Task description >> Reply with nothing except the number of lines that contain the word "didefinisikan".

Record list >>
◇ ◇ ◇ ◇ ◇
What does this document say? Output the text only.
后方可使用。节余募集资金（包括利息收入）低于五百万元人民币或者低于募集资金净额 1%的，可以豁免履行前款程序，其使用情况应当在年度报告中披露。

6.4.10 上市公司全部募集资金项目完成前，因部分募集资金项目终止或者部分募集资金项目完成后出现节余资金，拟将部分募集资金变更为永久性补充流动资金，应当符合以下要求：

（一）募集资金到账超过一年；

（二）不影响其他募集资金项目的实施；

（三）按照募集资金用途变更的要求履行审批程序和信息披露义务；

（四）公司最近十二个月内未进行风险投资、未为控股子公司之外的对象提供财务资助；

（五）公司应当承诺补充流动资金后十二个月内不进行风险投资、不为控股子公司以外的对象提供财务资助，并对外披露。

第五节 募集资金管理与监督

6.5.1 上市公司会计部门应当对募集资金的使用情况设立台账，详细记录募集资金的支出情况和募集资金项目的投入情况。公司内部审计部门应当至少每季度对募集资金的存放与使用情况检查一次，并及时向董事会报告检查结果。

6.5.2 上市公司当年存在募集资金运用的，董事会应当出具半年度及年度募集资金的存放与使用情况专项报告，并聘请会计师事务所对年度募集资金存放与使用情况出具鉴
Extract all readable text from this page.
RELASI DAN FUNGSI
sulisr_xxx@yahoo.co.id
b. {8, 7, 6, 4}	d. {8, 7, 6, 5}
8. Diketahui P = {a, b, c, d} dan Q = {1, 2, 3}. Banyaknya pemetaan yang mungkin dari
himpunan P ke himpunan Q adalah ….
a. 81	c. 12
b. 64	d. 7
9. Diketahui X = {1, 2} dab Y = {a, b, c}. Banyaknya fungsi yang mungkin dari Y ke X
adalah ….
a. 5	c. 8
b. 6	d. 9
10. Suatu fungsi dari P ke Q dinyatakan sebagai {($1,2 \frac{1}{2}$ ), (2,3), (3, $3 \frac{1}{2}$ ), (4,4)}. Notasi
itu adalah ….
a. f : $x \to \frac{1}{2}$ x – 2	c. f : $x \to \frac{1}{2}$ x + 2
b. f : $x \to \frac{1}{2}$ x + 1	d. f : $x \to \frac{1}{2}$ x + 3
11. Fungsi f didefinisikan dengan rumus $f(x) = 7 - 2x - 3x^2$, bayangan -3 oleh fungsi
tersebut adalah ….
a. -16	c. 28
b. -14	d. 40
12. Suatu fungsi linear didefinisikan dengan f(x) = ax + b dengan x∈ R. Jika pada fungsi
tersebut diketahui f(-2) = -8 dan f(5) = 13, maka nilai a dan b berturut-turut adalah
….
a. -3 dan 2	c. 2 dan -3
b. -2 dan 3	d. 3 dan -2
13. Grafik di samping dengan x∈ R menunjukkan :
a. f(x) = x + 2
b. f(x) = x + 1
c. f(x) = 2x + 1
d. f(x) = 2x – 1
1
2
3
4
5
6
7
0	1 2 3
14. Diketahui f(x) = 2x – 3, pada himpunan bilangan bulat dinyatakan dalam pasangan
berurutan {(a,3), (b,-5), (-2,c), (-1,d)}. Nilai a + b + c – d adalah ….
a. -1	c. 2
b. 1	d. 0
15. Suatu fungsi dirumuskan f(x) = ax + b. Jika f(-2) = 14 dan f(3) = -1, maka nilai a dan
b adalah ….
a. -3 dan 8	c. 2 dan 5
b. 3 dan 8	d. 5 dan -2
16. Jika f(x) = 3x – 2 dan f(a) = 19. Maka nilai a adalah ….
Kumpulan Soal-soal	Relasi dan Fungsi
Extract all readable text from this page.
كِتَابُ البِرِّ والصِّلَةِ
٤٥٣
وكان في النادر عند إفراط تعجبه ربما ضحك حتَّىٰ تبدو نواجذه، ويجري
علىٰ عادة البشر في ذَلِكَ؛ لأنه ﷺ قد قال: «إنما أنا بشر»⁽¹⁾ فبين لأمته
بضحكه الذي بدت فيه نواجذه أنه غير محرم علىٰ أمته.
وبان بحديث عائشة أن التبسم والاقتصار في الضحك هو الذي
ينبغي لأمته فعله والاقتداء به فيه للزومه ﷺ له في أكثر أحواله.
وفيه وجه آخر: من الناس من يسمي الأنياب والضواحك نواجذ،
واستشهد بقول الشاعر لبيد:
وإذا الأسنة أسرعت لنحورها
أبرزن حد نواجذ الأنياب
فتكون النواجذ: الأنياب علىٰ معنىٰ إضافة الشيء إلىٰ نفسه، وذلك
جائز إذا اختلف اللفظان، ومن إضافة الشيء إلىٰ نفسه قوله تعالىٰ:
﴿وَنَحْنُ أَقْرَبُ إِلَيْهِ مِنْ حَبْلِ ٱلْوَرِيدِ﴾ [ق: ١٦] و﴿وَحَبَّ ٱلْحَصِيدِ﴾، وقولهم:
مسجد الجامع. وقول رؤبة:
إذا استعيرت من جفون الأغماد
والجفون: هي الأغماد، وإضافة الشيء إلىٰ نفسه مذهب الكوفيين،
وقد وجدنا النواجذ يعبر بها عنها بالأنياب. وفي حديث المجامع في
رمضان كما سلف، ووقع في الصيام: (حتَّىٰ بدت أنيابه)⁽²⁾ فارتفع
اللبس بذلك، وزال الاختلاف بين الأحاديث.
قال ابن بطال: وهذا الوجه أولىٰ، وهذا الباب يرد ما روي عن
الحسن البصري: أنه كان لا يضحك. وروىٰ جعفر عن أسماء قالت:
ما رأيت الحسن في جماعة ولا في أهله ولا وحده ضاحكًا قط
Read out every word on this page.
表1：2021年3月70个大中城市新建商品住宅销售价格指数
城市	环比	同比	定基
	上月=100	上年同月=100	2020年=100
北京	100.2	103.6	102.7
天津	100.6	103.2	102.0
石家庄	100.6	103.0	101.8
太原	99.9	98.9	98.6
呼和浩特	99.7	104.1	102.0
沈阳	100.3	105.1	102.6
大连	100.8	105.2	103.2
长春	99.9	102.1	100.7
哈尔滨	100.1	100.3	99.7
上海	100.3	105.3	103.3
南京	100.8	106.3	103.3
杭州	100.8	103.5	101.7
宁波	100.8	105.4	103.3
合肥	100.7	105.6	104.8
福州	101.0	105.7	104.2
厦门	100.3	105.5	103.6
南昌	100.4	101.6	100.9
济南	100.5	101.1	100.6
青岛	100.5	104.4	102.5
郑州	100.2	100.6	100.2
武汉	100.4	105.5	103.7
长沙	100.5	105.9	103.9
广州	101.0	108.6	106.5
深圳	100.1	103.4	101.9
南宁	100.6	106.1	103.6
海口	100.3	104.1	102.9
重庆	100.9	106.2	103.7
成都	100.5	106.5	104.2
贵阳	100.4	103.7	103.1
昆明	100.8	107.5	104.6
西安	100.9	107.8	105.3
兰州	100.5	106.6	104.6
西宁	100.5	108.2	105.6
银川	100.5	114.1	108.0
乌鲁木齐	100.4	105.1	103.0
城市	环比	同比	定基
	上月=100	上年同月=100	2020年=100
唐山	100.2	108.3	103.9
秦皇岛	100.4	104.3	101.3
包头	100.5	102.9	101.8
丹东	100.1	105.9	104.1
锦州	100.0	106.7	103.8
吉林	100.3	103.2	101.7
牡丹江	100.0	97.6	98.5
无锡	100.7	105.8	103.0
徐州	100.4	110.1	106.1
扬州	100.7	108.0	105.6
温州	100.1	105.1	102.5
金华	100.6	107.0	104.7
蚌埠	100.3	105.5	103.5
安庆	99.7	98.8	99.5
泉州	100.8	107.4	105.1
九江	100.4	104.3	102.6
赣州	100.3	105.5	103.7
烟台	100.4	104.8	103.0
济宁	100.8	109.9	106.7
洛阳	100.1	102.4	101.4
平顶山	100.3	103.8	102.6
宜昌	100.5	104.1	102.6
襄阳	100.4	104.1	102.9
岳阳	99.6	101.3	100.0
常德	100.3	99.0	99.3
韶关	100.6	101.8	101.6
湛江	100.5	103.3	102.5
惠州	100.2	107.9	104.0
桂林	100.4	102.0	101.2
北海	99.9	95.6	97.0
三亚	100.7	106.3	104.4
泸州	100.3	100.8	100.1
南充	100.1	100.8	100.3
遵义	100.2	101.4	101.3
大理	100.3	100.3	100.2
◇ ◇ ◇ ◇ ◇
Full output >> 2